— START Material provided —
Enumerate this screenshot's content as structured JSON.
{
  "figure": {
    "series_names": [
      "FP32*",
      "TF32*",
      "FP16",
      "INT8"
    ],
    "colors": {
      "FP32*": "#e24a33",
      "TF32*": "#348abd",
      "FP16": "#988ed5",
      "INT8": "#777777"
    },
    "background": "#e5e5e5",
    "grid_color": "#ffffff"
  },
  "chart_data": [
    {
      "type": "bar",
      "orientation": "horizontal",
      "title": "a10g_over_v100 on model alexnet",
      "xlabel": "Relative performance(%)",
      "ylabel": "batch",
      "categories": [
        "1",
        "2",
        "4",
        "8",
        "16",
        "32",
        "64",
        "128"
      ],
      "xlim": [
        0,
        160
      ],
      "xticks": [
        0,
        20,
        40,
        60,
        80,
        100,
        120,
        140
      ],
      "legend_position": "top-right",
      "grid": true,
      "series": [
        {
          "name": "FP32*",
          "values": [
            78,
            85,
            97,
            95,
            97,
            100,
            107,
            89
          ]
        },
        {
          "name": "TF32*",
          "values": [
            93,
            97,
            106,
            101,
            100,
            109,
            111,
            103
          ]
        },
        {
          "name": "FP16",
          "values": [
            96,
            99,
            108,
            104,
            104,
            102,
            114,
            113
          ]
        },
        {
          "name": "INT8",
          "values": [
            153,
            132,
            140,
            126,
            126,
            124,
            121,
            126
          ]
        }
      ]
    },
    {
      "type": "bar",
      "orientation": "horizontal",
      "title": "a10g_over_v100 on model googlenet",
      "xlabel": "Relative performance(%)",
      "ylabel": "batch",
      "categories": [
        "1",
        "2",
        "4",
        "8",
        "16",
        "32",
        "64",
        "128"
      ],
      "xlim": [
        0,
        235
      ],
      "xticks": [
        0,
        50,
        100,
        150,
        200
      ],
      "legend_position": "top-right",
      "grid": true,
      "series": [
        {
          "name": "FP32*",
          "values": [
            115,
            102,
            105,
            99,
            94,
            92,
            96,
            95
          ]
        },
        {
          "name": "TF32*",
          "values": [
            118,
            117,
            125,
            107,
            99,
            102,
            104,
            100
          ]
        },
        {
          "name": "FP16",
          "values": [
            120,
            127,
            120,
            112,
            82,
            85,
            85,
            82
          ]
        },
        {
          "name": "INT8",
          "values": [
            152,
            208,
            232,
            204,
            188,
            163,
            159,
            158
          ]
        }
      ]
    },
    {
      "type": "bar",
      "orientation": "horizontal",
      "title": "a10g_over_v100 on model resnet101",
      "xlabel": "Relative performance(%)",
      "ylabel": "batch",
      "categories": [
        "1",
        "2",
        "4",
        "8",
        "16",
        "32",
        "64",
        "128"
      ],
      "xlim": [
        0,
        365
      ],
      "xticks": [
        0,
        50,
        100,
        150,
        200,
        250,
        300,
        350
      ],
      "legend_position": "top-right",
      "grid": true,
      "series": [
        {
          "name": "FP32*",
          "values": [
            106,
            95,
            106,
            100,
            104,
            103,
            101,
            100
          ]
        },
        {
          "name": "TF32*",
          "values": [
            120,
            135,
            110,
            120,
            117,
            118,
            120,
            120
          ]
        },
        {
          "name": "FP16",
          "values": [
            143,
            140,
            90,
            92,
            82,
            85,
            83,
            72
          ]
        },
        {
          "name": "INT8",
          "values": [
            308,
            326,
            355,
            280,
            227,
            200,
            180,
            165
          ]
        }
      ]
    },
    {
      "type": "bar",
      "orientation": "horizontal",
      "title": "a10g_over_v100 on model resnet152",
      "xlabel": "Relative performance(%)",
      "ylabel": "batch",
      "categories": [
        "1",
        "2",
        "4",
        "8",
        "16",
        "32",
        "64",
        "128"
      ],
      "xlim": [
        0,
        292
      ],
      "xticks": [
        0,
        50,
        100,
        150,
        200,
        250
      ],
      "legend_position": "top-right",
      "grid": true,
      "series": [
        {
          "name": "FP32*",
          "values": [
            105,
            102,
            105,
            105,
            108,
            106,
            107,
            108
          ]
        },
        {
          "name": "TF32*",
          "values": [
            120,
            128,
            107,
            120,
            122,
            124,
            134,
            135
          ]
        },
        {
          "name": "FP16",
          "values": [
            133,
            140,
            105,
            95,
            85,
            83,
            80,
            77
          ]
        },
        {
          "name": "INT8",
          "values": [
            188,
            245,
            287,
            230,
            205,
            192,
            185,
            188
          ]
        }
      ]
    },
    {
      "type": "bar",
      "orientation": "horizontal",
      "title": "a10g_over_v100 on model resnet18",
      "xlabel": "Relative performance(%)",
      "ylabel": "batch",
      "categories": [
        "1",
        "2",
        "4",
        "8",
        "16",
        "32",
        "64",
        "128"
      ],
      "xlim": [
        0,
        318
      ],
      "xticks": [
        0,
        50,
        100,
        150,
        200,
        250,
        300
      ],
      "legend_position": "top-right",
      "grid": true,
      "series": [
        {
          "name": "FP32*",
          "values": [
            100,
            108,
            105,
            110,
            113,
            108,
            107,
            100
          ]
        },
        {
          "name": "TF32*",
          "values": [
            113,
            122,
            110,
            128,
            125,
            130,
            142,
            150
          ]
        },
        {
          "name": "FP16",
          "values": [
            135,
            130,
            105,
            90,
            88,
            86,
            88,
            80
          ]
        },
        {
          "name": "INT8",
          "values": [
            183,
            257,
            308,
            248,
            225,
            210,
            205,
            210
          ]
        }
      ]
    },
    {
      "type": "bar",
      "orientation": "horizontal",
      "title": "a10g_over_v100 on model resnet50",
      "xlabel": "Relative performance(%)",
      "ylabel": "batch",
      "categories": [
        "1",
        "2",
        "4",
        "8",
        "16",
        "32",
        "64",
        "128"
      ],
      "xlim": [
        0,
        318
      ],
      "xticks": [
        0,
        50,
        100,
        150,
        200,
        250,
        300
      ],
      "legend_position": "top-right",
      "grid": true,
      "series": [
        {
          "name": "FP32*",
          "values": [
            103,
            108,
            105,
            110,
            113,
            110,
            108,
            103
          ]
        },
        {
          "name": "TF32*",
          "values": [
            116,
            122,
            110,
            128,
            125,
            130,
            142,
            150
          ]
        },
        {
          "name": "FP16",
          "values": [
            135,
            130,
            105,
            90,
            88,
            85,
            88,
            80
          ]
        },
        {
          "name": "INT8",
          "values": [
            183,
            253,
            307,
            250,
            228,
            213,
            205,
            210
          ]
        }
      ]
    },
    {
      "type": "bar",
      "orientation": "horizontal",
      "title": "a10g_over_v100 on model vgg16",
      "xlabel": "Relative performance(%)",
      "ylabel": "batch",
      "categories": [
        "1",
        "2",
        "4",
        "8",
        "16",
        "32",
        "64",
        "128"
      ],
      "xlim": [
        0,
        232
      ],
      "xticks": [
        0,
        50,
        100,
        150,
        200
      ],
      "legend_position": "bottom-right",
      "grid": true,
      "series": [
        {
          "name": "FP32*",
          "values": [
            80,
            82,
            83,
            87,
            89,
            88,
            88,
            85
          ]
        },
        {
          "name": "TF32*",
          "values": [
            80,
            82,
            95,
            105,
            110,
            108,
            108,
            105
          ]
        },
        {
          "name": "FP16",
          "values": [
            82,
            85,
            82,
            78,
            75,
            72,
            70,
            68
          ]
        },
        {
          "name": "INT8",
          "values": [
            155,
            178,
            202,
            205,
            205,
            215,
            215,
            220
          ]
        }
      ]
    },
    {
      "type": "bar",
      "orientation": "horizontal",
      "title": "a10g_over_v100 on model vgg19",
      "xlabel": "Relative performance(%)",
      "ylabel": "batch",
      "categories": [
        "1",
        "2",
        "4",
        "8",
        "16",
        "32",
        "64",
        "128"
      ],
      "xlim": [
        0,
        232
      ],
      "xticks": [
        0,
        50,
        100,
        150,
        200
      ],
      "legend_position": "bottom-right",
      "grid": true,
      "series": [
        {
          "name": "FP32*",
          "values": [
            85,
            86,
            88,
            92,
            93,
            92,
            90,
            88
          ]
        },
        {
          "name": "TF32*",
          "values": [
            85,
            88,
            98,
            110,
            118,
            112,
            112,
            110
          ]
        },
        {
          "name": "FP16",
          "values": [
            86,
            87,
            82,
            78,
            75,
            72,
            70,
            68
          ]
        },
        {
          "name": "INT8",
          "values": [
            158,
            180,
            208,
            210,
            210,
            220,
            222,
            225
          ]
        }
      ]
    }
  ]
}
— END Material provided —
Set exercise: Copy in full each line that holds the word "model".

Response for this exercise:
      "title": "a10g_over_v100 on model alexnet",
      "title": "a10g_over_v100 on model googlenet",
      "title": "a10g_over_v100 on model resnet101",
      "title": "a10g_over_v100 on model resnet152",
      "title": "a10g_over_v100 on model resnet18",
      "title": "a10g_over_v100 on model resnet50",
      "title": "a10g_over_v100 on model vgg16",
      "title": "a10g_over_v100 on model vgg19",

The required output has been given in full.